▶ **Data to process**:
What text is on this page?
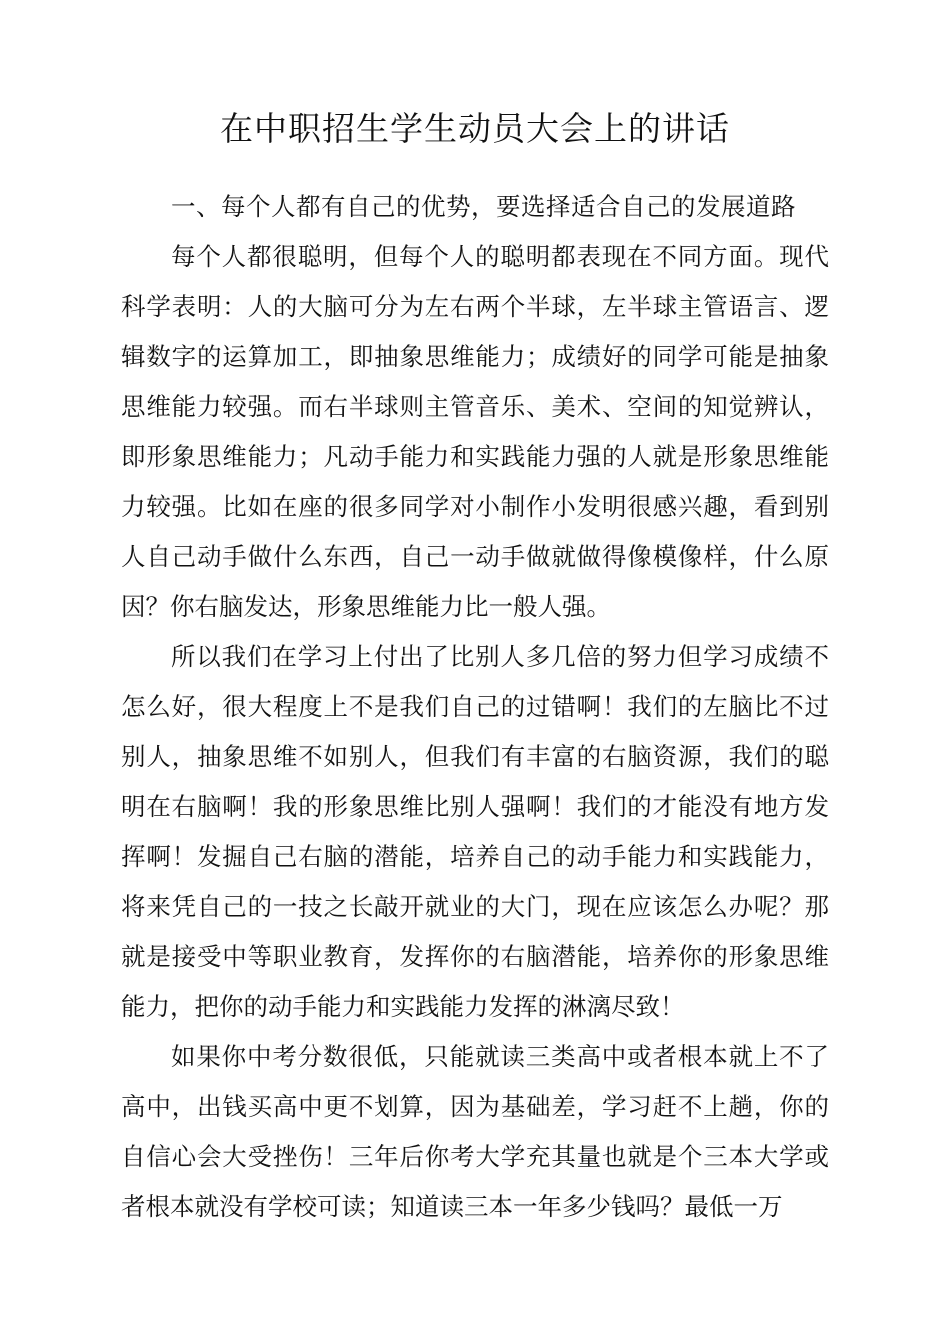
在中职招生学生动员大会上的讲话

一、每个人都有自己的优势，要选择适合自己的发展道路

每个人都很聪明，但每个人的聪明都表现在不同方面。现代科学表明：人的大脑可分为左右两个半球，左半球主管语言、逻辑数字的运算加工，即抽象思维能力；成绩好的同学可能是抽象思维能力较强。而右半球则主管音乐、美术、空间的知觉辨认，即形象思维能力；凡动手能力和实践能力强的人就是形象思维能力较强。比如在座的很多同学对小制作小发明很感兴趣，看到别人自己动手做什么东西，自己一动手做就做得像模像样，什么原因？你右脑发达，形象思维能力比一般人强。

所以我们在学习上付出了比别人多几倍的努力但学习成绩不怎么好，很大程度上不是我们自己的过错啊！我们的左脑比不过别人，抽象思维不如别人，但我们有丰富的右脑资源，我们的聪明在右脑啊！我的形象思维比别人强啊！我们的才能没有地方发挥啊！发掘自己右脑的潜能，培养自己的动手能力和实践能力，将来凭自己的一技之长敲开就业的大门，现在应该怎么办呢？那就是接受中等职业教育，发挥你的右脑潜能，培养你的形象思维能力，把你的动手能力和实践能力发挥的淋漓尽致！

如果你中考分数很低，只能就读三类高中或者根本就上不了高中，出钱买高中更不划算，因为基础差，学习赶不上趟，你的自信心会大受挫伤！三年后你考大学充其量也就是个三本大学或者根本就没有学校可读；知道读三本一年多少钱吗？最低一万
...
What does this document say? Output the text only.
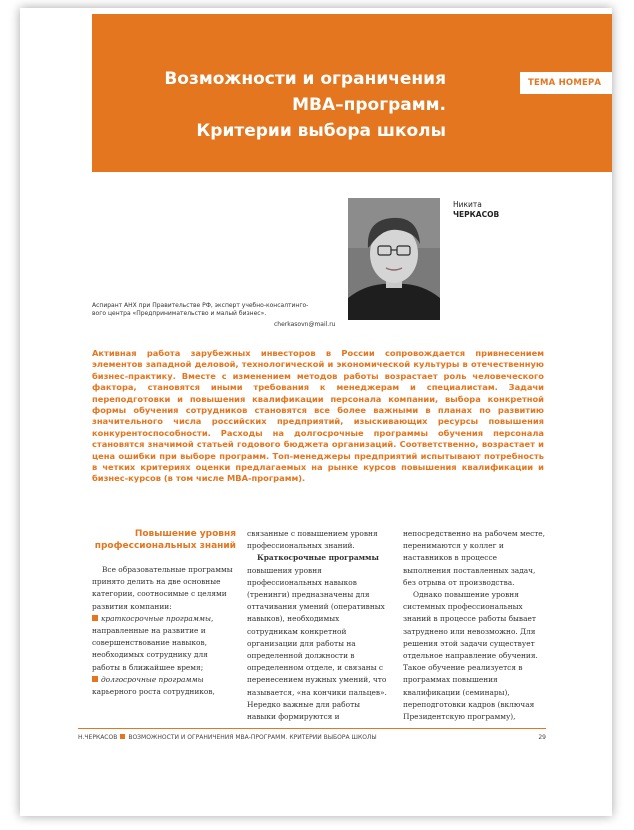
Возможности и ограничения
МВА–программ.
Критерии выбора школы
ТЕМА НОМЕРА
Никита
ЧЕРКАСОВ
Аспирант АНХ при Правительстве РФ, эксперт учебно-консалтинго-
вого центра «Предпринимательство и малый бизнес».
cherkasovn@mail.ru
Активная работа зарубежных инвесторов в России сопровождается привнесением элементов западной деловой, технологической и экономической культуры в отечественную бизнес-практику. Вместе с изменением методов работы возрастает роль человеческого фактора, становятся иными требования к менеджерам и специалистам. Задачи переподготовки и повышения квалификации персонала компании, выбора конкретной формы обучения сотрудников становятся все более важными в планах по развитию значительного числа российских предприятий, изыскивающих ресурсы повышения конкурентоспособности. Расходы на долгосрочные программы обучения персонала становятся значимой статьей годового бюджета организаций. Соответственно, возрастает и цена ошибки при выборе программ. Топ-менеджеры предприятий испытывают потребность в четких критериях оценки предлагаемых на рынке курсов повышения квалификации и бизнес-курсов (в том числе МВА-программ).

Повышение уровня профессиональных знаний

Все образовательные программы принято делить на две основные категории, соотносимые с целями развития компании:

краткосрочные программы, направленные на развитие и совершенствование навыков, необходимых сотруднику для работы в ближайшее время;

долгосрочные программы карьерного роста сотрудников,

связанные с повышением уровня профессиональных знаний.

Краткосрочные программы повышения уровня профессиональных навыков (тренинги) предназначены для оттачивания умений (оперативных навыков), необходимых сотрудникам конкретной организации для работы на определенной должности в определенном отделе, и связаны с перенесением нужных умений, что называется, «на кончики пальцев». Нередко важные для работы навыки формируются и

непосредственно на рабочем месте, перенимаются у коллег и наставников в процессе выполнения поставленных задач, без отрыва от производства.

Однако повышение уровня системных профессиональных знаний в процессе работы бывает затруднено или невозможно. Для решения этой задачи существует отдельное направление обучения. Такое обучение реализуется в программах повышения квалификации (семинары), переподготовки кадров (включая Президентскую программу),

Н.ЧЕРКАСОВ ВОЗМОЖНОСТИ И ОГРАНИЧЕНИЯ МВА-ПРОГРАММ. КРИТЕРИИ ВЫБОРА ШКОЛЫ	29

▶ **Description of the task**:
Reply with the number of lines in the preceding entries that contain "text", and no other words.

▶ **Reply to the task**:
2